Directions :: Skip any picture you find and retype all the remaining lines exactly.

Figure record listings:
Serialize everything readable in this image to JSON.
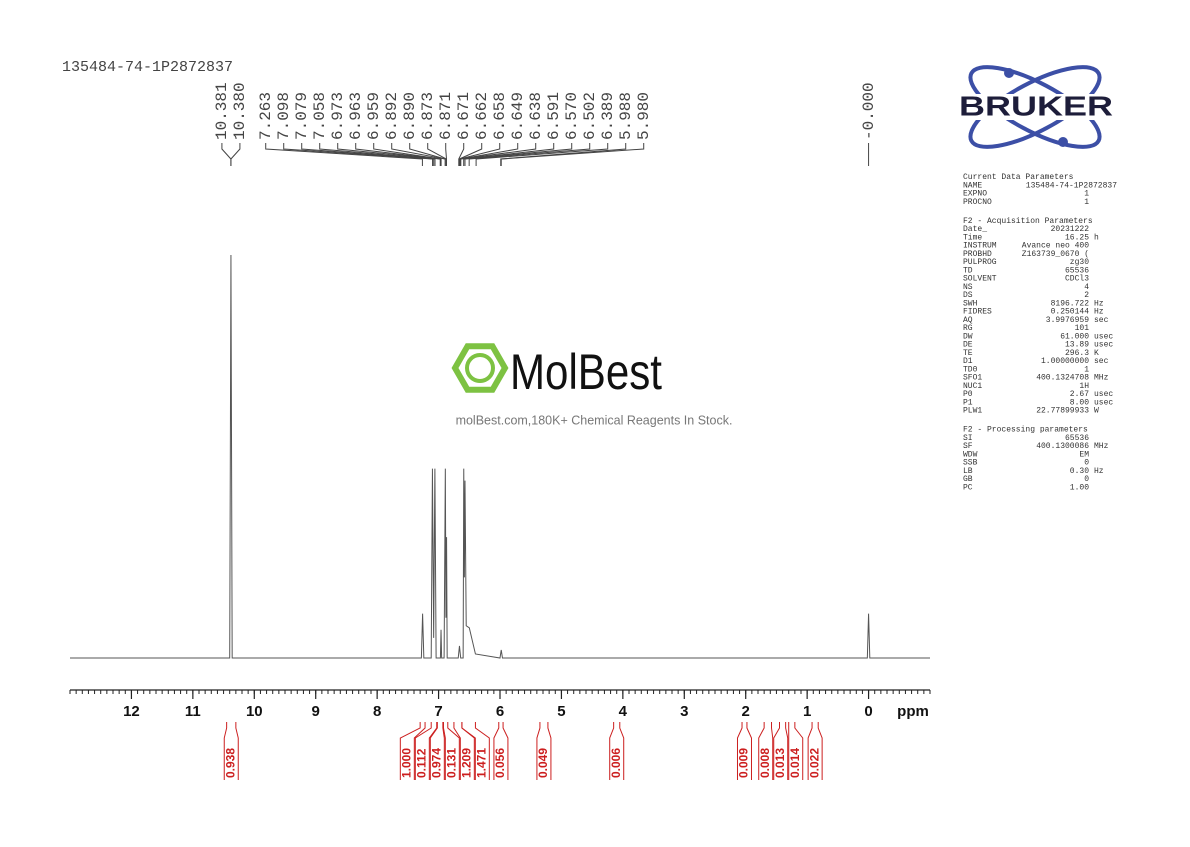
{
  "chart_data": {
    "type": "nmr",
    "title": "135484-74-1P2872837",
    "xlabel": "ppm",
    "xlim": [
      13,
      -1
    ],
    "xticks": [
      12,
      11,
      10,
      9,
      8,
      7,
      6,
      5,
      4,
      3,
      2,
      1,
      0
    ],
    "minor_step": 0.1,
    "ylim": [
      0,
      100
    ],
    "color": "#555555",
    "x": [
      13,
      10.4,
      10.38,
      10.36,
      7.28,
      7.26,
      7.24,
      7.12,
      7.1,
      7.08,
      7.06,
      7.04,
      6.97,
      6.96,
      6.95,
      6.91,
      6.89,
      6.88,
      6.87,
      6.86,
      6.68,
      6.66,
      6.64,
      6.6,
      6.59,
      6.58,
      6.57,
      6.55,
      6.5,
      6.4,
      6.0,
      5.98,
      5.96,
      0.02,
      0.0,
      -0.02,
      -1
    ],
    "values": [
      0,
      0,
      100,
      0,
      0,
      11,
      0,
      0,
      47,
      5,
      47,
      0,
      0,
      7,
      0,
      0,
      47,
      10,
      30,
      0,
      0,
      3,
      0,
      0,
      47,
      20,
      44,
      8,
      7.5,
      1,
      0,
      2,
      0,
      0,
      11,
      0,
      0
    ],
    "peak_color": "#444444",
    "peak_labels": [
      10.381,
      {
        "value": 10.38,
        "label": "10.380"
      },
      7.263,
      7.098,
      7.079,
      7.058,
      6.973,
      6.963,
      6.959,
      6.892,
      {
        "value": 6.89,
        "label": "6.890"
      },
      6.873,
      6.871,
      6.671,
      6.662,
      6.658,
      6.649,
      6.638,
      6.591,
      {
        "value": 6.57,
        "label": "6.570"
      },
      6.502,
      6.389,
      5.988,
      {
        "value": 5.98,
        "label": "5.980"
      },
      {
        "value": 0,
        "label": "-0.000"
      }
    ],
    "integral_color": "#cc1f1f",
    "integrals": [
      {
        "range": [
          10.45,
          10.3
        ],
        "value": 0.938
      },
      {
        "range": [
          7.3,
          7.22
        ],
        "value": 1,
        "label": "1.000"
      },
      {
        "range": [
          7.12,
          7.03
        ],
        "value": 0.112
      },
      {
        "range": [
          7.02,
          6.93
        ],
        "value": 0.974
      },
      {
        "range": [
          6.92,
          6.85
        ],
        "value": 0.131
      },
      {
        "range": [
          6.75,
          6.62
        ],
        "value": 1.209
      },
      {
        "range": [
          6.62,
          6.4
        ],
        "value": 1.471
      },
      {
        "range": [
          6.02,
          5.95
        ],
        "value": 0.056
      },
      {
        "range": [
          5.35,
          5.22
        ],
        "value": 0.049
      },
      {
        "range": [
          4.15,
          4.05
        ],
        "value": 0.006
      },
      {
        "range": [
          2.06,
          1.98
        ],
        "value": 0.009
      },
      {
        "range": [
          1.7,
          1.58
        ],
        "value": 0.008
      },
      {
        "range": [
          1.45,
          1.35
        ],
        "value": 0.013
      },
      {
        "range": [
          1.3,
          1.2
        ],
        "value": 0.014
      },
      {
        "range": [
          0.92,
          0.82
        ],
        "value": 0.022
      }
    ]
  },
  "watermark": {
    "name": "MolBest",
    "tagline": "molBest.com,180K+ Chemical Reagents In Stock."
  },
  "logo": "BRUKER",
  "parameters": [
    {
      "heading": "Current Data Parameters",
      "rows": [
        [
          "NAME",
          "135484-74-1P2872837"
        ],
        [
          "EXPNO",
          "1"
        ],
        [
          "PROCNO",
          "1"
        ]
      ]
    },
    {
      "heading": "F2 - Acquisition Parameters",
      "rows": [
        [
          "Date_",
          "20231222"
        ],
        [
          "Time",
          "16.25",
          "h"
        ],
        [
          "INSTRUM",
          "Avance neo 400"
        ],
        [
          "PROBHD",
          "Z163739_0670 ("
        ],
        [
          "PULPROG",
          "zg30"
        ],
        [
          "TD",
          "65536"
        ],
        [
          "SOLVENT",
          "CDCl3"
        ],
        [
          "NS",
          "4"
        ],
        [
          "DS",
          "2"
        ],
        [
          "SWH",
          "8196.722",
          "Hz"
        ],
        [
          "FIDRES",
          "0.250144",
          "Hz"
        ],
        [
          "AQ",
          "3.9976959",
          "sec"
        ],
        [
          "RG",
          "101"
        ],
        [
          "DW",
          "61.000",
          "usec"
        ],
        [
          "DE",
          "13.89",
          "usec"
        ],
        [
          "TE",
          "296.3",
          "K"
        ],
        [
          "D1",
          "1.00000000",
          "sec"
        ],
        [
          "TD0",
          "1"
        ],
        [
          "SFO1",
          "400.1324708",
          "MHz"
        ],
        [
          "NUC1",
          "1H"
        ],
        [
          "P0",
          "2.67",
          "usec"
        ],
        [
          "P1",
          "8.00",
          "usec"
        ],
        [
          "PLW1",
          "22.77899933",
          "W"
        ]
      ]
    },
    {
      "heading": "F2 - Processing parameters",
      "rows": [
        [
          "SI",
          "65536"
        ],
        [
          "SF",
          "400.1300086",
          "MHz"
        ],
        [
          "WDW",
          "EM"
        ],
        [
          "SSB",
          "0"
        ],
        [
          "LB",
          "0.30",
          "Hz"
        ],
        [
          "GB",
          "0"
        ],
        [
          "PC",
          "1.00"
        ]
      ]
    }
  ]
}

Answer ::
Serialize everything readable in this image to JSON.
{
  "chart_data": {
    "type": "nmr",
    "title": "135484-74-1P2872837",
    "xlabel": "ppm",
    "xlim": [
      13,
      -1
    ],
    "xticks": [
      12,
      11,
      10,
      9,
      8,
      7,
      6,
      5,
      4,
      3,
      2,
      1,
      0
    ],
    "minor_step": 0.1,
    "ylim": [
      0,
      100
    ],
    "color": "#555555",
    "x": [
      13,
      10.4,
      10.38,
      10.36,
      7.28,
      7.26,
      7.24,
      7.12,
      7.1,
      7.08,
      7.06,
      7.04,
      6.97,
      6.96,
      6.95,
      6.91,
      6.89,
      6.88,
      6.87,
      6.86,
      6.68,
      6.66,
      6.64,
      6.6,
      6.59,
      6.58,
      6.57,
      6.55,
      6.5,
      6.4,
      6.0,
      5.98,
      5.96,
      0.02,
      0.0,
      -0.02,
      -1
    ],
    "values": [
      0,
      0,
      100,
      0,
      0,
      11,
      0,
      0,
      47,
      5,
      47,
      0,
      0,
      7,
      0,
      0,
      47,
      10,
      30,
      0,
      0,
      3,
      0,
      0,
      47,
      20,
      44,
      8,
      7.5,
      1,
      0,
      2,
      0,
      0,
      11,
      0,
      0
    ],
    "peak_color": "#444444",
    "peak_labels": [
      10.381,
      {
        "value": 10.38,
        "label": "10.380"
      },
      7.263,
      7.098,
      7.079,
      7.058,
      6.973,
      6.963,
      6.959,
      6.892,
      {
        "value": 6.89,
        "label": "6.890"
      },
      6.873,
      6.871,
      6.671,
      6.662,
      6.658,
      6.649,
      6.638,
      6.591,
      {
        "value": 6.57,
        "label": "6.570"
      },
      6.502,
      6.389,
      5.988,
      {
        "value": 5.98,
        "label": "5.980"
      },
      {
        "value": 0,
        "label": "-0.000"
      }
    ],
    "integral_color": "#cc1f1f",
    "integrals": [
      {
        "range": [
          10.45,
          10.3
        ],
        "value": 0.938
      },
      {
        "range": [
          7.3,
          7.22
        ],
        "value": 1,
        "label": "1.000"
      },
      {
        "range": [
          7.12,
          7.03
        ],
        "value": 0.112
      },
      {
        "range": [
          7.02,
          6.93
        ],
        "value": 0.974
      },
      {
        "range": [
          6.92,
          6.85
        ],
        "value": 0.131
      },
      {
        "range": [
          6.75,
          6.62
        ],
        "value": 1.209
      },
      {
        "range": [
          6.62,
          6.4
        ],
        "value": 1.471
      },
      {
        "range": [
          6.02,
          5.95
        ],
        "value": 0.056
      },
      {
        "range": [
          5.35,
          5.22
        ],
        "value": 0.049
      },
      {
        "range": [
          4.15,
          4.05
        ],
        "value": 0.006
      },
      {
        "range": [
          2.06,
          1.98
        ],
        "value": 0.009
      },
      {
        "range": [
          1.7,
          1.58
        ],
        "value": 0.008
      },
      {
        "range": [
          1.45,
          1.35
        ],
        "value": 0.013
      },
      {
        "range": [
          1.3,
          1.2
        ],
        "value": 0.014
      },
      {
        "range": [
          0.92,
          0.82
        ],
        "value": 0.022
      }
    ]
  },
  "watermark": {
    "name": "MolBest",
    "tagline": "molBest.com,180K+ Chemical Reagents In Stock."
  },
  "logo": "BRUKER",
  "parameters": [
    {
      "heading": "Current Data Parameters",
      "rows": [
        [
          "NAME",
          "135484-74-1P2872837"
        ],
        [
          "EXPNO",
          "1"
        ],
        [
          "PROCNO",
          "1"
        ]
      ]
    },
    {
      "heading": "F2 - Acquisition Parameters",
      "rows": [
        [
          "Date_",
          "20231222"
        ],
        [
          "Time",
          "16.25",
          "h"
        ],
        [
          "INSTRUM",
          "Avance neo 400"
        ],
        [
          "PROBHD",
          "Z163739_0670 ("
        ],
        [
          "PULPROG",
          "zg30"
        ],
        [
          "TD",
          "65536"
        ],
        [
          "SOLVENT",
          "CDCl3"
        ],
        [
          "NS",
          "4"
        ],
        [
          "DS",
          "2"
        ],
        [
          "SWH",
          "8196.722",
          "Hz"
        ],
        [
          "FIDRES",
          "0.250144",
          "Hz"
        ],
        [
          "AQ",
          "3.9976959",
          "sec"
        ],
        [
          "RG",
          "101"
        ],
        [
          "DW",
          "61.000",
          "usec"
        ],
        [
          "DE",
          "13.89",
          "usec"
        ],
        [
          "TE",
          "296.3",
          "K"
        ],
        [
          "D1",
          "1.00000000",
          "sec"
        ],
        [
          "TD0",
          "1"
        ],
        [
          "SFO1",
          "400.1324708",
          "MHz"
        ],
        [
          "NUC1",
          "1H"
        ],
        [
          "P0",
          "2.67",
          "usec"
        ],
        [
          "P1",
          "8.00",
          "usec"
        ],
        [
          "PLW1",
          "22.77899933",
          "W"
        ]
      ]
    },
    {
      "heading": "F2 - Processing parameters",
      "rows": [
        [
          "SI",
          "65536"
        ],
        [
          "SF",
          "400.1300086",
          "MHz"
        ],
        [
          "WDW",
          "EM"
        ],
        [
          "SSB",
          "0"
        ],
        [
          "LB",
          "0.30",
          "Hz"
        ],
        [
          "GB",
          "0"
        ],
        [
          "PC",
          "1.00"
        ]
      ]
    }
  ]
}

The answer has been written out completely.